__Required task__. Check each line of the entries below for the string "епізодах"; copy every line where it appears.

(Raw records)
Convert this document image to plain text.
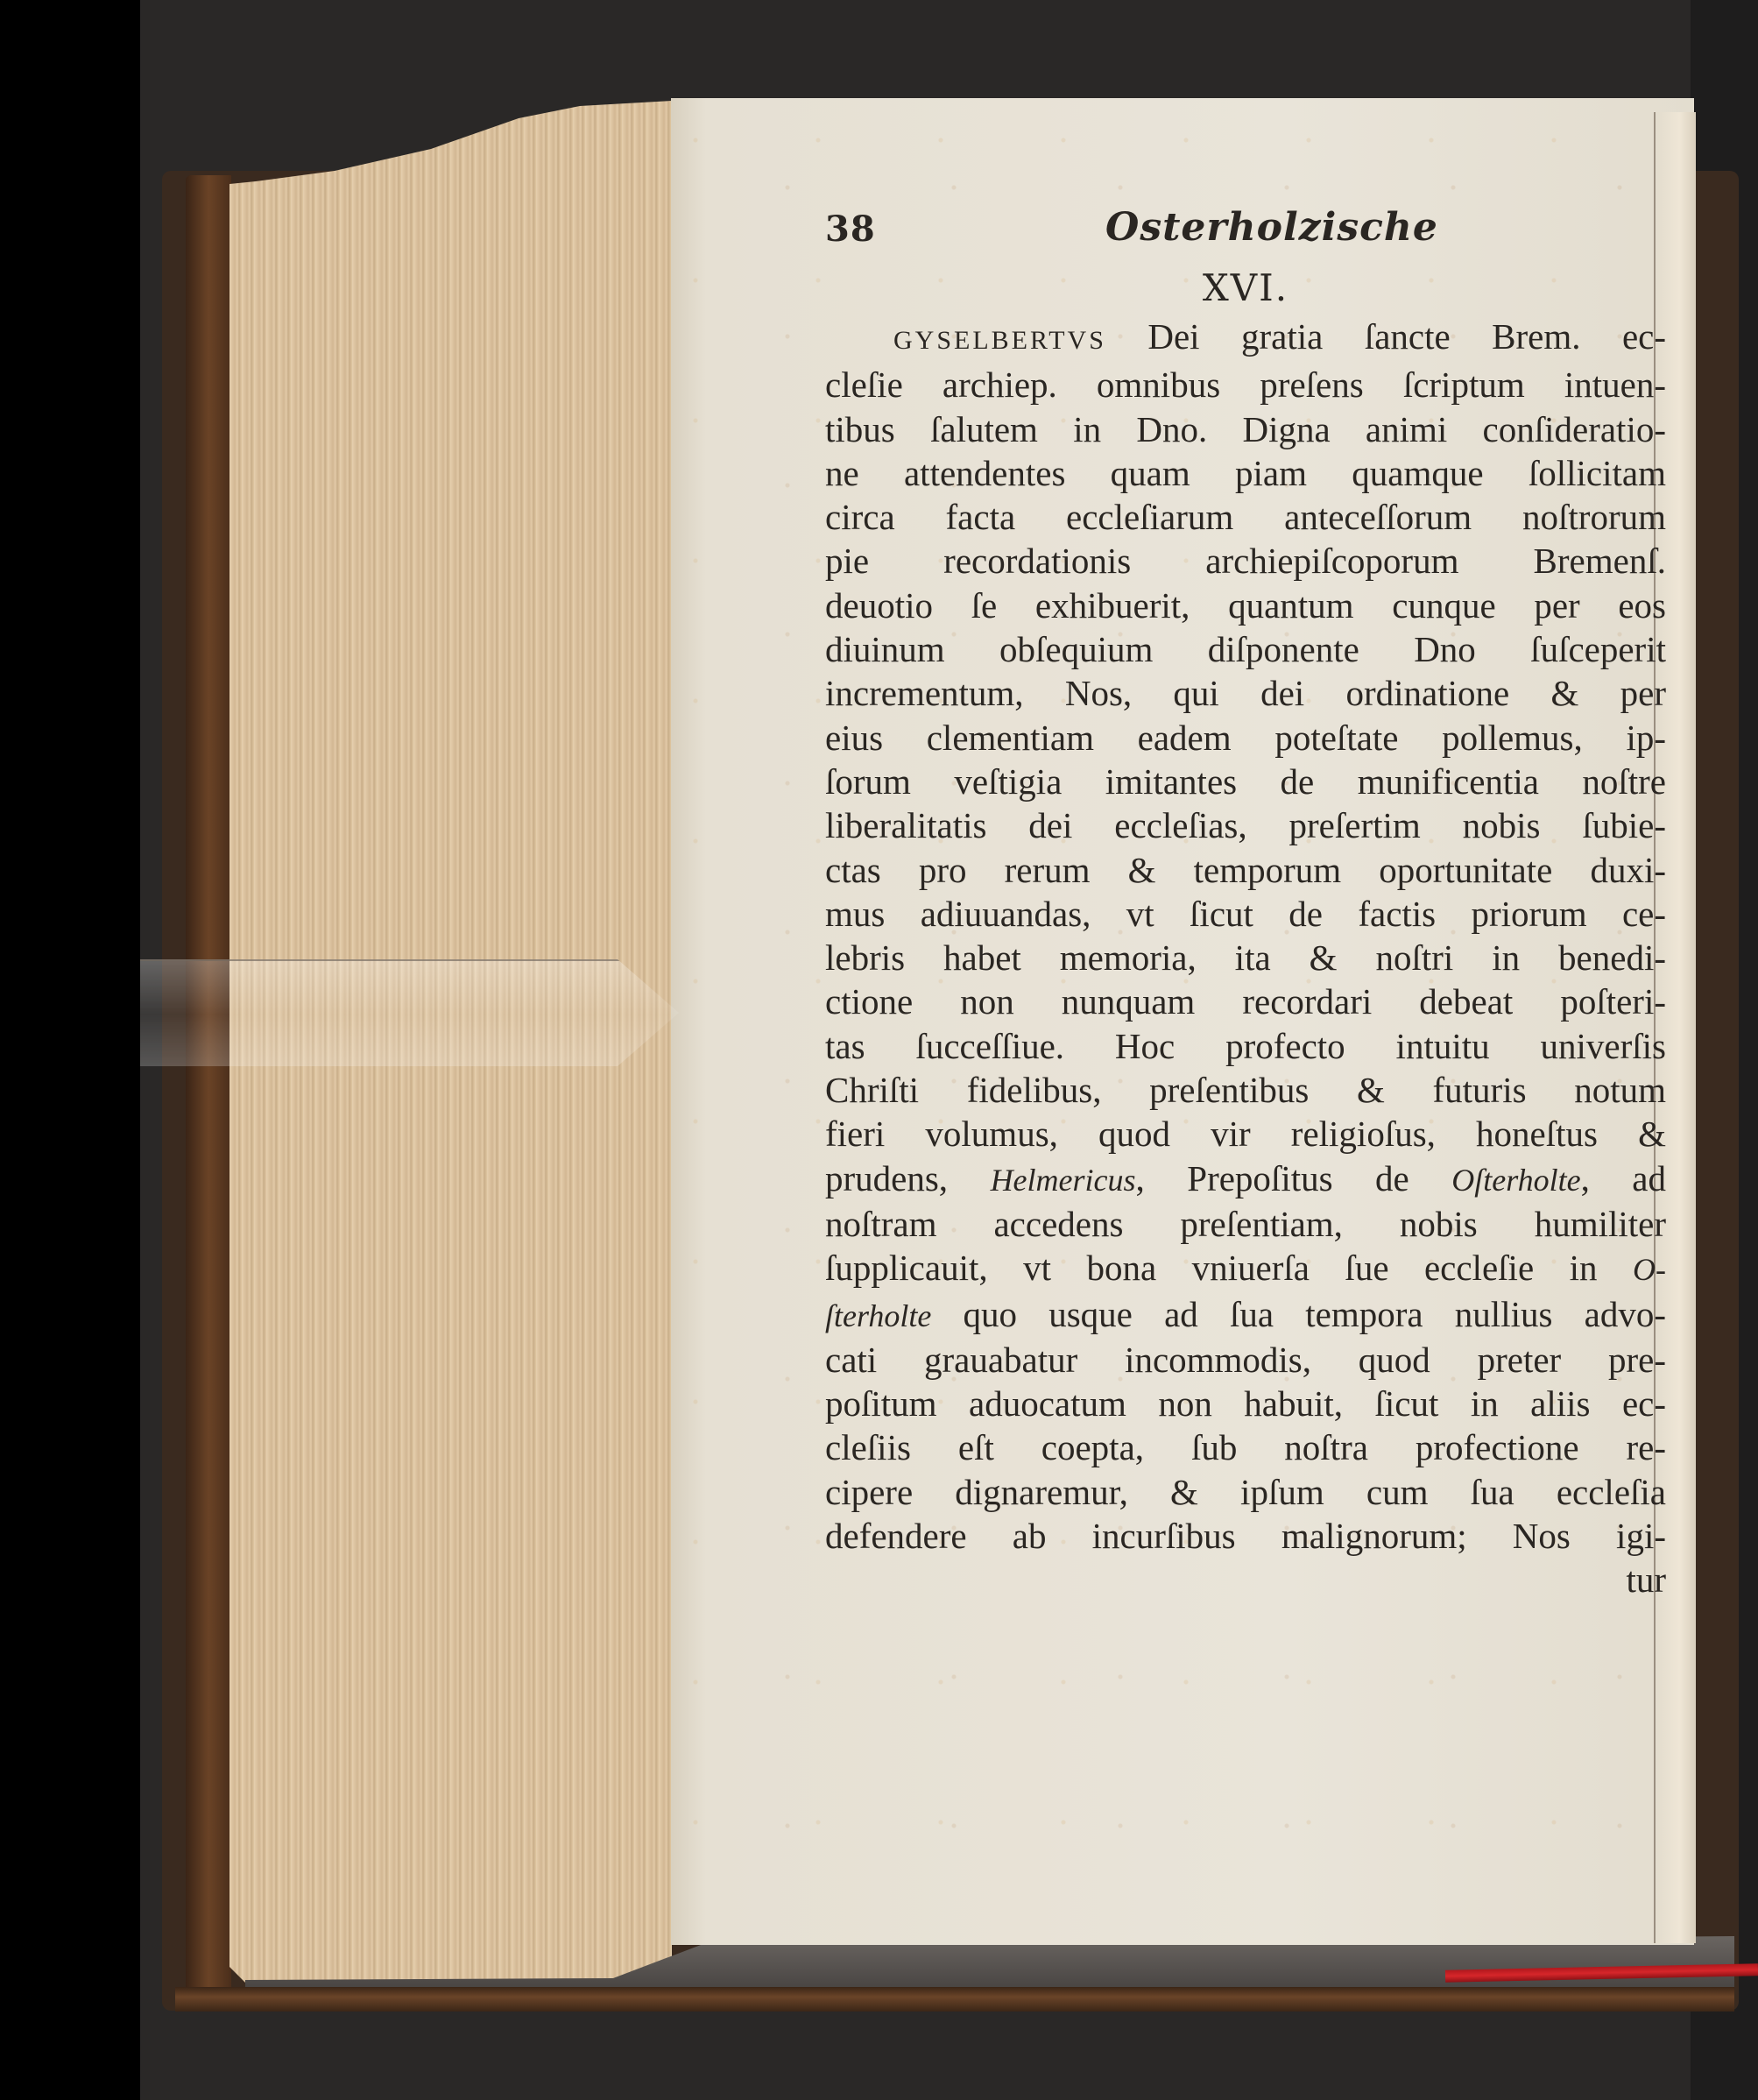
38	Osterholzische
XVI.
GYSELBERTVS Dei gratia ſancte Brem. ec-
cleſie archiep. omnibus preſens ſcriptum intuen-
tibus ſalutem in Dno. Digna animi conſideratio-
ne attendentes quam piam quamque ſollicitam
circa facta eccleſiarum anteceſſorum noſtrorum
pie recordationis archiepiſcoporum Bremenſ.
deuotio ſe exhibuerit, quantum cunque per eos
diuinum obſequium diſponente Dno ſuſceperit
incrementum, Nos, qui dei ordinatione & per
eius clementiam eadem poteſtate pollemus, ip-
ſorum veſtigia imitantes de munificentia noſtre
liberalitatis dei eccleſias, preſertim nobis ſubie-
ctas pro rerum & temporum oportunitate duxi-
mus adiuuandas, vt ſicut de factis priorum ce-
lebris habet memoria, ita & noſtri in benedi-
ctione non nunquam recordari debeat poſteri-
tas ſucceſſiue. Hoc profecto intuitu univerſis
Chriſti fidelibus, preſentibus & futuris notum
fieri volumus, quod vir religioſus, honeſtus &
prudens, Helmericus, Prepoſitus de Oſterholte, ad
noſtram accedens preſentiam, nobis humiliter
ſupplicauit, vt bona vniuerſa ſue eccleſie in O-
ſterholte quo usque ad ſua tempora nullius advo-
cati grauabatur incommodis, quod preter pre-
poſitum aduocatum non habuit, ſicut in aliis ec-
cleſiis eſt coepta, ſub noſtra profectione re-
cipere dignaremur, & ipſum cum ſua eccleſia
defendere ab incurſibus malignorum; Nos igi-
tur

...

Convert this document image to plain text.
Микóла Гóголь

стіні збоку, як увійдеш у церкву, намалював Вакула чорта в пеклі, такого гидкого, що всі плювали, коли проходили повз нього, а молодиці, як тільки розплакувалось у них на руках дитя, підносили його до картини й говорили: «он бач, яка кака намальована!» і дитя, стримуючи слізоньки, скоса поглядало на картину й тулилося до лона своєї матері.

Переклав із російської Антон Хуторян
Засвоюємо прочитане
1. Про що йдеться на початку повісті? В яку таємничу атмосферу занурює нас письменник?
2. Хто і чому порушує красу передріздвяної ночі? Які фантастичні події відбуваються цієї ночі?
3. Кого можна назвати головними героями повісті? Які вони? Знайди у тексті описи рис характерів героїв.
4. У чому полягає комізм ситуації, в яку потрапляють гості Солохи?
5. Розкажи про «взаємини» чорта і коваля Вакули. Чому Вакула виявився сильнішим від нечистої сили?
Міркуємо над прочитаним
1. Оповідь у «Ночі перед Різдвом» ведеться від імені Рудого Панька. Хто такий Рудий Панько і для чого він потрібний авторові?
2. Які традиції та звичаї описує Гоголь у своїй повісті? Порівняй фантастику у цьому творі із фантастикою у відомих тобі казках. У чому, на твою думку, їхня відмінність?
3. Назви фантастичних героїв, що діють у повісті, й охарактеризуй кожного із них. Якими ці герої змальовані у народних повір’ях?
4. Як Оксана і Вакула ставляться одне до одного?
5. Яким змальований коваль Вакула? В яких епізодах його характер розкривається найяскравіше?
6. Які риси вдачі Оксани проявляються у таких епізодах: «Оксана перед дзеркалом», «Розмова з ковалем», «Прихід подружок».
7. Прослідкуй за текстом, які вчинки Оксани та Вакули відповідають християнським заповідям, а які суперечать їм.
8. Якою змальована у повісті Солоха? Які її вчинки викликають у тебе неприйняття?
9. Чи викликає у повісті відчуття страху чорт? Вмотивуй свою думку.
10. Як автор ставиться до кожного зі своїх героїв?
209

__Complete answer__.
5. Яким змальований коваль Вакула? В яких епізодах його характер розкривається найяскравіше?
6. Які риси вдачі Оксани проявляються у таких епізодах: «Оксана перед дзеркалом», «Розмова з ковалем», «Прихід подружок».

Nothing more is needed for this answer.